> WHAT YOU HAVE TO DO
Find how many lines in the material contain "BEB₁"; your answer should be that number alone.

> RAW DATA
• • • •
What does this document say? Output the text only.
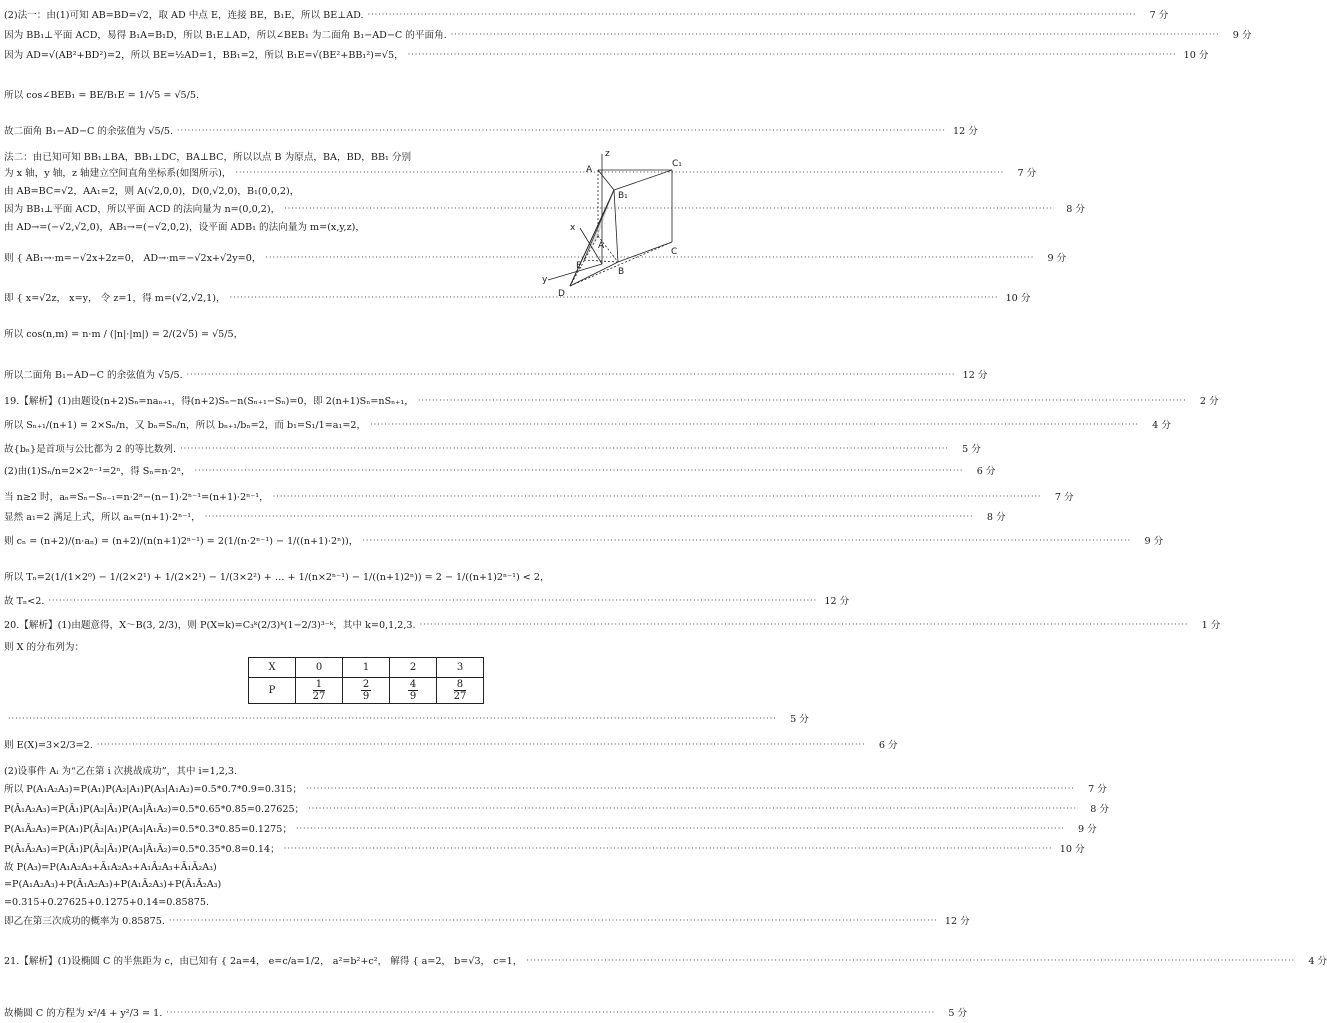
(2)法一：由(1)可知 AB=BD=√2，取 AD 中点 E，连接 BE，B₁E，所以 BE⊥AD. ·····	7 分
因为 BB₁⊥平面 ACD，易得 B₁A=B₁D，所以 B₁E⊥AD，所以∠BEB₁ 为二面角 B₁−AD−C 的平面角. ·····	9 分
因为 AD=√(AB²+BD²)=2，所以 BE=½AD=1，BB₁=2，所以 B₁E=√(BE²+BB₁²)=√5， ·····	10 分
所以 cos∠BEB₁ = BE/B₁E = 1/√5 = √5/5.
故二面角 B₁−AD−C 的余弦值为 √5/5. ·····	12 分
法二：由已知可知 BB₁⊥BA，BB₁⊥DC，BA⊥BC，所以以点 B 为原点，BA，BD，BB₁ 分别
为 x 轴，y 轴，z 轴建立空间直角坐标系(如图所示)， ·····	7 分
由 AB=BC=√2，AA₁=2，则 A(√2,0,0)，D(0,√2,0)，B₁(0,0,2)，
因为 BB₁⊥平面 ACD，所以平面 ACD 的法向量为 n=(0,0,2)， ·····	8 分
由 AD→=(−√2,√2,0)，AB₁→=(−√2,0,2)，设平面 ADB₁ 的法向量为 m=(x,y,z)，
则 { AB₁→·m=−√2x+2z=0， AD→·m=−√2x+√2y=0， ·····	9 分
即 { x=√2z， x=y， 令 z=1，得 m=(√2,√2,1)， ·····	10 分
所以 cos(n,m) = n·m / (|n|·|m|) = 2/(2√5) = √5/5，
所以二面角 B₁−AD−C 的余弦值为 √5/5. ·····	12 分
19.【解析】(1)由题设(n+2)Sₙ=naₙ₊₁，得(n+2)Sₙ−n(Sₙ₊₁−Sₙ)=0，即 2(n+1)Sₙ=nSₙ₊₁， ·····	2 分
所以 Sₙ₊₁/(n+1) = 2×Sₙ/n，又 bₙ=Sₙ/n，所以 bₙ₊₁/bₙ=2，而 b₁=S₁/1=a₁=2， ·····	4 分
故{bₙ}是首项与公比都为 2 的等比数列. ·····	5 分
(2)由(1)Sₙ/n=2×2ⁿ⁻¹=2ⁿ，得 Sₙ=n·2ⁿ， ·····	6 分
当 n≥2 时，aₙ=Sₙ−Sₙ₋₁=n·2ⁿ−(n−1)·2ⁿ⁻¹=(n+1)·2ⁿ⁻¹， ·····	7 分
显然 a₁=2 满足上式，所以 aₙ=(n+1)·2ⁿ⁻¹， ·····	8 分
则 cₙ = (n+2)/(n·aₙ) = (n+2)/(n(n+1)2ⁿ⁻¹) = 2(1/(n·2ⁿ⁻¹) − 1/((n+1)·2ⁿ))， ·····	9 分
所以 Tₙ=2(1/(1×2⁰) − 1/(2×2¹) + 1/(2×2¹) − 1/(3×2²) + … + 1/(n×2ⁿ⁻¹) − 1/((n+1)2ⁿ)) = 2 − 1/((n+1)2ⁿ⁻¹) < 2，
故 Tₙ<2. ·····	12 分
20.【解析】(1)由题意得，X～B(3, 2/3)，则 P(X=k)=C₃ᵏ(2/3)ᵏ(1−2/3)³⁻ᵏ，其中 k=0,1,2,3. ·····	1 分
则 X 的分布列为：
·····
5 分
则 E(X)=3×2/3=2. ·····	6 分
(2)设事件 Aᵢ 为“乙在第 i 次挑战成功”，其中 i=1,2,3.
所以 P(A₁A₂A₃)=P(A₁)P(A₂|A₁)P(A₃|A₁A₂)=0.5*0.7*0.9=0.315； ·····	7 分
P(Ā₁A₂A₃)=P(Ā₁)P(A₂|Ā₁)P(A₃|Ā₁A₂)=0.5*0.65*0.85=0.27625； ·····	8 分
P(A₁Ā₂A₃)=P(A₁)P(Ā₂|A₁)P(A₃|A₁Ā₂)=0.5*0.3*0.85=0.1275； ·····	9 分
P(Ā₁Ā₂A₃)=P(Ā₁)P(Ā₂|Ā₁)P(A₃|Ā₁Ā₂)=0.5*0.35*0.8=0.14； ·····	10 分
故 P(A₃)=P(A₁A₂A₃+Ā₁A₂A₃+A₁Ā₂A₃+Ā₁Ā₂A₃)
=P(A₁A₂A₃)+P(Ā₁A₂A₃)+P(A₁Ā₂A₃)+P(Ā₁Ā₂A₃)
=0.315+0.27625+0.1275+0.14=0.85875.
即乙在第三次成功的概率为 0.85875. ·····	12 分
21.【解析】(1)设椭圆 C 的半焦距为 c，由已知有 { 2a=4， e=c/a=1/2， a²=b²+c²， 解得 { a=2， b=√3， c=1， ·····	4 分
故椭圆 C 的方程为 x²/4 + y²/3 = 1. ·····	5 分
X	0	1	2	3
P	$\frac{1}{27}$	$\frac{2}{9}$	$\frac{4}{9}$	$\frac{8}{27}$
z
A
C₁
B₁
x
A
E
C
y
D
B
• • • •
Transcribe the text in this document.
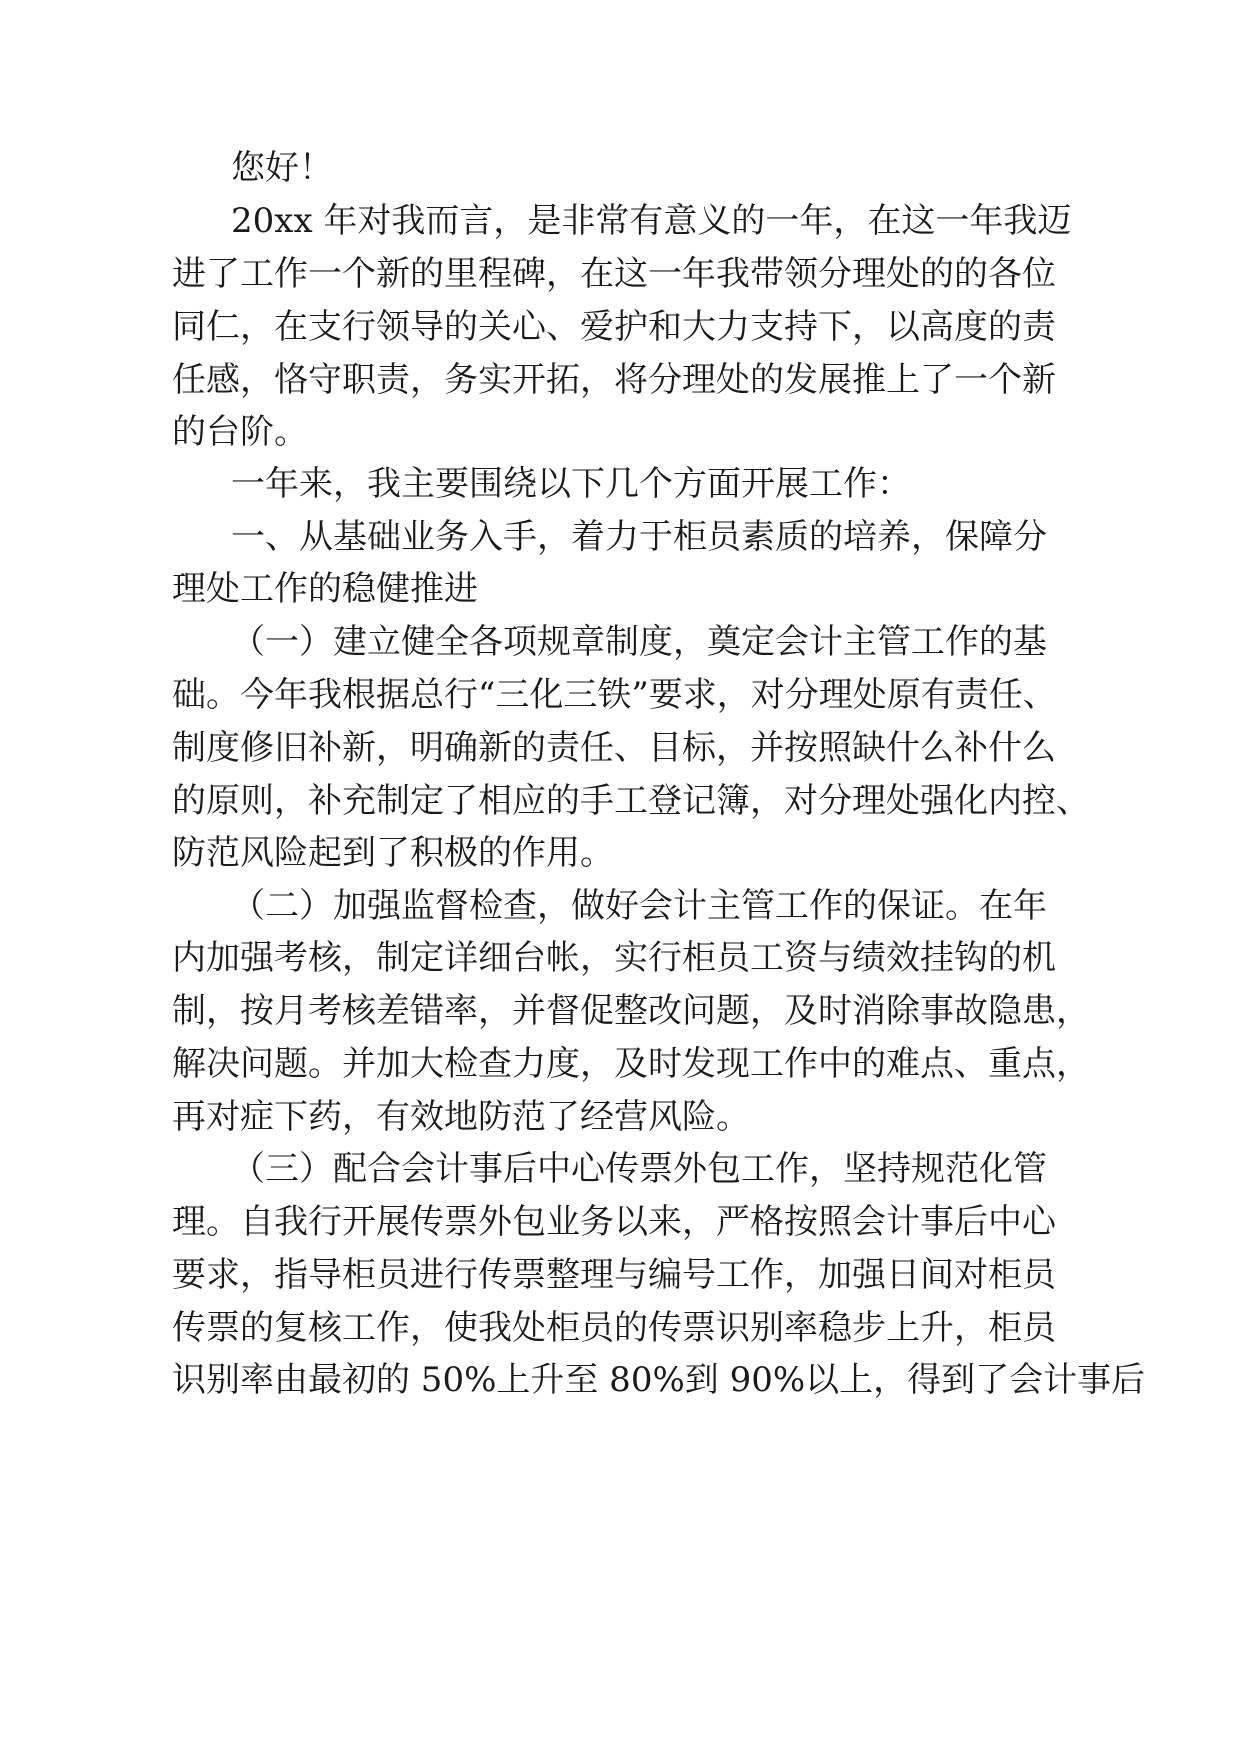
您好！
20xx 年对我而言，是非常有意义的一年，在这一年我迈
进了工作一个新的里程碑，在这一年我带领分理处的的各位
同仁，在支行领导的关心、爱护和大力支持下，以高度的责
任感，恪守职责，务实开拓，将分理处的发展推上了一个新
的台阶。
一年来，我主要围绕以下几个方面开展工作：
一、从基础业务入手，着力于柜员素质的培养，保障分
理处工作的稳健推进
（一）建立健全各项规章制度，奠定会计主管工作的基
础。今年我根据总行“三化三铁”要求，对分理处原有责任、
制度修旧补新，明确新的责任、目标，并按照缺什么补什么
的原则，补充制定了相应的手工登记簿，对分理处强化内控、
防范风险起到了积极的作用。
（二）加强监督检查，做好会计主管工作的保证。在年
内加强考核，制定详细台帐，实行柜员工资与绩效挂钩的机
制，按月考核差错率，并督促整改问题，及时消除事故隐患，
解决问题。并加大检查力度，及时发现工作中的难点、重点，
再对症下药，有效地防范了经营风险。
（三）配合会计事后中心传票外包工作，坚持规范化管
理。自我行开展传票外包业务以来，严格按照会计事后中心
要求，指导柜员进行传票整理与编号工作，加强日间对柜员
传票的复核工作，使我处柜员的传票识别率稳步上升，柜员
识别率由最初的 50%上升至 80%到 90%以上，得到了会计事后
• • • •
> OUTPUT OF THE EXERCISE
2